Work to complete :: Copy out the entries below precisely; nothing is to be omitted.

Information given ::

___

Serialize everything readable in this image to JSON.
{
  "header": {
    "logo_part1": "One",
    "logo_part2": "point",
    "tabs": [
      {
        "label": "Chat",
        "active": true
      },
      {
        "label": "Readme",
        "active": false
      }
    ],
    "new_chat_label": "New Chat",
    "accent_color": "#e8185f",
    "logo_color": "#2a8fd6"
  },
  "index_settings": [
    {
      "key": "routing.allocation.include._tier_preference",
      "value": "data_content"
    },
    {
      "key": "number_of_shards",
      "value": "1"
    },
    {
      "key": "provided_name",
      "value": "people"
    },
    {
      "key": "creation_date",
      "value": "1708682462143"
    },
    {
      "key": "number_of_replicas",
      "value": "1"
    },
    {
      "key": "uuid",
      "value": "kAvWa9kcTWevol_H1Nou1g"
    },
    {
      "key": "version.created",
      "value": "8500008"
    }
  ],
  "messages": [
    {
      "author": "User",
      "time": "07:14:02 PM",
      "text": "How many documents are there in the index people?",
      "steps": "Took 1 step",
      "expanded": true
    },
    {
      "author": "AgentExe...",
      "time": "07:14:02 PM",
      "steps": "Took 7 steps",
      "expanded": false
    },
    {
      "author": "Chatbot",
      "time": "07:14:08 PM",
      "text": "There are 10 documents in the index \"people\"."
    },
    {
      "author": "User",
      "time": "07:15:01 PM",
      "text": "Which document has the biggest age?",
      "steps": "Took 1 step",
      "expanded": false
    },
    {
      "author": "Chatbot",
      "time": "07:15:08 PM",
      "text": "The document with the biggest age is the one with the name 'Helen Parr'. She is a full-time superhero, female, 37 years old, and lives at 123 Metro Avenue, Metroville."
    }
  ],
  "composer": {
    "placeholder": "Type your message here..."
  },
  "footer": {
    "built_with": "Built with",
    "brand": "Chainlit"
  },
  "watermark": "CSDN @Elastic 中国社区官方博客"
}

___

Full answer ::
Serialize everything readable in this image to JSON.
{
  "header": {
    "logo_part1": "One",
    "logo_part2": "point",
    "tabs": [
      {
        "label": "Chat",
        "active": true
      },
      {
        "label": "Readme",
        "active": false
      }
    ],
    "new_chat_label": "New Chat",
    "accent_color": "#e8185f",
    "logo_color": "#2a8fd6"
  },
  "index_settings": [
    {
      "key": "routing.allocation.include._tier_preference",
      "value": "data_content"
    },
    {
      "key": "number_of_shards",
      "value": "1"
    },
    {
      "key": "provided_name",
      "value": "people"
    },
    {
      "key": "creation_date",
      "value": "1708682462143"
    },
    {
      "key": "number_of_replicas",
      "value": "1"
    },
    {
      "key": "uuid",
      "value": "kAvWa9kcTWevol_H1Nou1g"
    },
    {
      "key": "version.created",
      "value": "8500008"
    }
  ],
  "messages": [
    {
      "author": "User",
      "time": "07:14:02 PM",
      "text": "How many documents are there in the index people?",
      "steps": "Took 1 step",
      "expanded": true
    },
    {
      "author": "AgentExe...",
      "time": "07:14:02 PM",
      "steps": "Took 7 steps",
      "expanded": false
    },
    {
      "author": "Chatbot",
      "time": "07:14:08 PM",
      "text": "There are 10 documents in the index \"people\"."
    },
    {
      "author": "User",
      "time": "07:15:01 PM",
      "text": "Which document has the biggest age?",
      "steps": "Took 1 step",
      "expanded": false
    },
    {
      "author": "Chatbot",
      "time": "07:15:08 PM",
      "text": "The document with the biggest age is the one with the name 'Helen Parr'. She is a full-time superhero, female, 37 years old, and lives at 123 Metro Avenue, Metroville."
    }
  ],
  "composer": {
    "placeholder": "Type your message here..."
  },
  "footer": {
    "built_with": "Built with",
    "brand": "Chainlit"
  },
  "watermark": "CSDN @Elastic 中国社区官方博客"
}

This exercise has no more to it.